Dataset items
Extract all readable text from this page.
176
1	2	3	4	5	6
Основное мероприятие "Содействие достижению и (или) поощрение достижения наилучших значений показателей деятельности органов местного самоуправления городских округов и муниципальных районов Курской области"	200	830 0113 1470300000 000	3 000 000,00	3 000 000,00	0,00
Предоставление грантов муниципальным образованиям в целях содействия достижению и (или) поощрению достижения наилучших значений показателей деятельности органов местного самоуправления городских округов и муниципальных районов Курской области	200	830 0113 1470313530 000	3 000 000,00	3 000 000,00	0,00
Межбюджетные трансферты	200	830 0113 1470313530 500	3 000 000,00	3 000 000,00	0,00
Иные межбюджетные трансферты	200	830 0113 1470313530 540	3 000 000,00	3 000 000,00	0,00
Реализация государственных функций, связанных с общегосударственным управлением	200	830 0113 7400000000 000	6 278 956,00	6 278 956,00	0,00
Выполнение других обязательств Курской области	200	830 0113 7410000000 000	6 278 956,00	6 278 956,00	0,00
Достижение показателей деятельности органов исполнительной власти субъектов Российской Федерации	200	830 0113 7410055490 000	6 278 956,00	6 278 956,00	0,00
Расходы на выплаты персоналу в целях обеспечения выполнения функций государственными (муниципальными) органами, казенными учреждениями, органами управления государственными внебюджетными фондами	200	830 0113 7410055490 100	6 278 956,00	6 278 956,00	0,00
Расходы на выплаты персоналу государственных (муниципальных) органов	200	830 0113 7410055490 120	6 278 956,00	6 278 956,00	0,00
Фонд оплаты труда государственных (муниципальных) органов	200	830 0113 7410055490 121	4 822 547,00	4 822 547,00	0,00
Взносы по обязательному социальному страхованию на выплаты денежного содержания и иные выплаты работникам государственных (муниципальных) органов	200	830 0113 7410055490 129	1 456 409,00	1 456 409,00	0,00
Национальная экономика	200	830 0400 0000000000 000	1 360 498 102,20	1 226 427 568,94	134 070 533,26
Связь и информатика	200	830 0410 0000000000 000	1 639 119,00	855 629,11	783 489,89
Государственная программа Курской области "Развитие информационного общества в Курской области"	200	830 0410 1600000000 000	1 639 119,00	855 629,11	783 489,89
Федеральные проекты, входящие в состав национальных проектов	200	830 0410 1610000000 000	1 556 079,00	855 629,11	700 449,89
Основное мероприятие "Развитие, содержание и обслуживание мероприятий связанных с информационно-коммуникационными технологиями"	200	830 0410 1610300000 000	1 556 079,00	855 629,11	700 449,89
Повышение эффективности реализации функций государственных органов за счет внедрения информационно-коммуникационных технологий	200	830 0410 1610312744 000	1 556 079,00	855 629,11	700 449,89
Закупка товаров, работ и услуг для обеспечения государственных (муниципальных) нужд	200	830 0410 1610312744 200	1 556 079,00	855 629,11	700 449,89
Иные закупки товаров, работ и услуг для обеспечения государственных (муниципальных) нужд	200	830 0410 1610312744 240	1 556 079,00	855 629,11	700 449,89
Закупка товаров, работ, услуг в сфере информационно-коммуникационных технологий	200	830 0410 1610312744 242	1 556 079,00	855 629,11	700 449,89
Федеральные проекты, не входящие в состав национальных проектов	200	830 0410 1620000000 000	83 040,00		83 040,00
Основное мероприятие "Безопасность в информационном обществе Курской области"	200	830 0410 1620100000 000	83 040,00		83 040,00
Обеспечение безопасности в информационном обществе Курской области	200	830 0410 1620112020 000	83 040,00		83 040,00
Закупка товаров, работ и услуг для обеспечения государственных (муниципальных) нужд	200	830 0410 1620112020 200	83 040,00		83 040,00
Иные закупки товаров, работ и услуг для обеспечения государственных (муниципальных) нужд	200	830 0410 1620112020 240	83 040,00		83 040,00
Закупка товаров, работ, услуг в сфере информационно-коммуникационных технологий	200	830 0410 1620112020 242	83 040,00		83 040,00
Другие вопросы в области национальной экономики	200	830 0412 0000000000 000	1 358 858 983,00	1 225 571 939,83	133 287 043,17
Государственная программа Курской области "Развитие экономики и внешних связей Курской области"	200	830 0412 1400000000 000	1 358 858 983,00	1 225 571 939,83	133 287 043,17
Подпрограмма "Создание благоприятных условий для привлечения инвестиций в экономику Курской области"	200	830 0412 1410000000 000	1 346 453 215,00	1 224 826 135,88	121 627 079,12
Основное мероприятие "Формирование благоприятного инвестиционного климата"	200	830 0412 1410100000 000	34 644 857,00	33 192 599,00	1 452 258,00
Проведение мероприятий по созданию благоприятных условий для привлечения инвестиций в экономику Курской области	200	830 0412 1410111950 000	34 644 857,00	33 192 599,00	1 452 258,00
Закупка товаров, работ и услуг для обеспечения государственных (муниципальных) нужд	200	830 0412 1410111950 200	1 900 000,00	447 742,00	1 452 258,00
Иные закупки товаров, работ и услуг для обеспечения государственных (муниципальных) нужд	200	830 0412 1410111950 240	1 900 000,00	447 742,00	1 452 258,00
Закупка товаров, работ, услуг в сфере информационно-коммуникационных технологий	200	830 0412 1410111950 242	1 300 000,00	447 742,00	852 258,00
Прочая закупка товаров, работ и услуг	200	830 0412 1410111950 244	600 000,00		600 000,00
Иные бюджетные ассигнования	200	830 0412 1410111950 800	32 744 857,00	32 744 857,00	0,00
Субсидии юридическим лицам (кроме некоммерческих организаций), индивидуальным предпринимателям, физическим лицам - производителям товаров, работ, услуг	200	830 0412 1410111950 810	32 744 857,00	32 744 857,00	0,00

> [Short exercise] Transcribe the full listing above without leaving anything out.

> [Result of this exercise]
Extract all readable text from this page.
176
1	2	3	4	5	6
Основное мероприятие "Содействие достижению и (или) поощрение достижения наилучших значений показателей деятельности органов местного самоуправления городских округов и муниципальных районов Курской области"	200	830 0113 1470300000 000	3 000 000,00	3 000 000,00	0,00
Предоставление грантов муниципальным образованиям в целях содействия достижению и (или) поощрению достижения наилучших значений показателей деятельности органов местного самоуправления городских округов и муниципальных районов Курской области	200	830 0113 1470313530 000	3 000 000,00	3 000 000,00	0,00
Межбюджетные трансферты	200	830 0113 1470313530 500	3 000 000,00	3 000 000,00	0,00
Иные межбюджетные трансферты	200	830 0113 1470313530 540	3 000 000,00	3 000 000,00	0,00
Реализация государственных функций, связанных с общегосударственным управлением	200	830 0113 7400000000 000	6 278 956,00	6 278 956,00	0,00
Выполнение других обязательств Курской области	200	830 0113 7410000000 000	6 278 956,00	6 278 956,00	0,00
Достижение показателей деятельности органов исполнительной власти субъектов Российской Федерации	200	830 0113 7410055490 000	6 278 956,00	6 278 956,00	0,00
Расходы на выплаты персоналу в целях обеспечения выполнения функций государственными (муниципальными) органами, казенными учреждениями, органами управления государственными внебюджетными фондами	200	830 0113 7410055490 100	6 278 956,00	6 278 956,00	0,00
Расходы на выплаты персоналу государственных (муниципальных) органов	200	830 0113 7410055490 120	6 278 956,00	6 278 956,00	0,00
Фонд оплаты труда государственных (муниципальных) органов	200	830 0113 7410055490 121	4 822 547,00	4 822 547,00	0,00
Взносы по обязательному социальному страхованию на выплаты денежного содержания и иные выплаты работникам государственных (муниципальных) органов	200	830 0113 7410055490 129	1 456 409,00	1 456 409,00	0,00
Национальная экономика	200	830 0400 0000000000 000	1 360 498 102,20	1 226 427 568,94	134 070 533,26
Связь и информатика	200	830 0410 0000000000 000	1 639 119,00	855 629,11	783 489,89
Государственная программа Курской области "Развитие информационного общества в Курской области"	200	830 0410 1600000000 000	1 639 119,00	855 629,11	783 489,89
Федеральные проекты, входящие в состав национальных проектов	200	830 0410 1610000000 000	1 556 079,00	855 629,11	700 449,89
Основное мероприятие "Развитие, содержание и обслуживание мероприятий связанных с информационно-коммуникационными технологиями"	200	830 0410 1610300000 000	1 556 079,00	855 629,11	700 449,89
Повышение эффективности реализации функций государственных органов за счет внедрения информационно-коммуникационных технологий	200	830 0410 1610312744 000	1 556 079,00	855 629,11	700 449,89
Закупка товаров, работ и услуг для обеспечения государственных (муниципальных) нужд	200	830 0410 1610312744 200	1 556 079,00	855 629,11	700 449,89
Иные закупки товаров, работ и услуг для обеспечения государственных (муниципальных) нужд	200	830 0410 1610312744 240	1 556 079,00	855 629,11	700 449,89
Закупка товаров, работ, услуг в сфере информационно-коммуникационных технологий	200	830 0410 1610312744 242	1 556 079,00	855 629,11	700 449,89
Федеральные проекты, не входящие в состав национальных проектов	200	830 0410 1620000000 000	83 040,00		83 040,00
Основное мероприятие "Безопасность в информационном обществе Курской области"	200	830 0410 1620100000 000	83 040,00		83 040,00
Обеспечение безопасности в информационном обществе Курской области	200	830 0410 1620112020 000	83 040,00		83 040,00
Закупка товаров, работ и услуг для обеспечения государственных (муниципальных) нужд	200	830 0410 1620112020 200	83 040,00		83 040,00
Иные закупки товаров, работ и услуг для обеспечения государственных (муниципальных) нужд	200	830 0410 1620112020 240	83 040,00		83 040,00
Закупка товаров, работ, услуг в сфере информационно-коммуникационных технологий	200	830 0410 1620112020 242	83 040,00		83 040,00
Другие вопросы в области национальной экономики	200	830 0412 0000000000 000	1 358 858 983,00	1 225 571 939,83	133 287 043,17
Государственная программа Курской области "Развитие экономики и внешних связей Курской области"	200	830 0412 1400000000 000	1 358 858 983,00	1 225 571 939,83	133 287 043,17
Подпрограмма "Создание благоприятных условий для привлечения инвестиций в экономику Курской области"	200	830 0412 1410000000 000	1 346 453 215,00	1 224 826 135,88	121 627 079,12
Основное мероприятие "Формирование благоприятного инвестиционного климата"	200	830 0412 1410100000 000	34 644 857,00	33 192 599,00	1 452 258,00
Проведение мероприятий по созданию благоприятных условий для привлечения инвестиций в экономику Курской области	200	830 0412 1410111950 000	34 644 857,00	33 192 599,00	1 452 258,00
Закупка товаров, работ и услуг для обеспечения государственных (муниципальных) нужд	200	830 0412 1410111950 200	1 900 000,00	447 742,00	1 452 258,00
Иные закупки товаров, работ и услуг для обеспечения государственных (муниципальных) нужд	200	830 0412 1410111950 240	1 900 000,00	447 742,00	1 452 258,00
Закупка товаров, работ, услуг в сфере информационно-коммуникационных технологий	200	830 0412 1410111950 242	1 300 000,00	447 742,00	852 258,00
Прочая закупка товаров, работ и услуг	200	830 0412 1410111950 244	600 000,00		600 000,00
Иные бюджетные ассигнования	200	830 0412 1410111950 800	32 744 857,00	32 744 857,00	0,00
Субсидии юридическим лицам (кроме некоммерческих организаций), индивидуальным предпринимателям, физическим лицам - производителям товаров, работ, услуг	200	830 0412 1410111950 810	32 744 857,00	32 744 857,00	0,00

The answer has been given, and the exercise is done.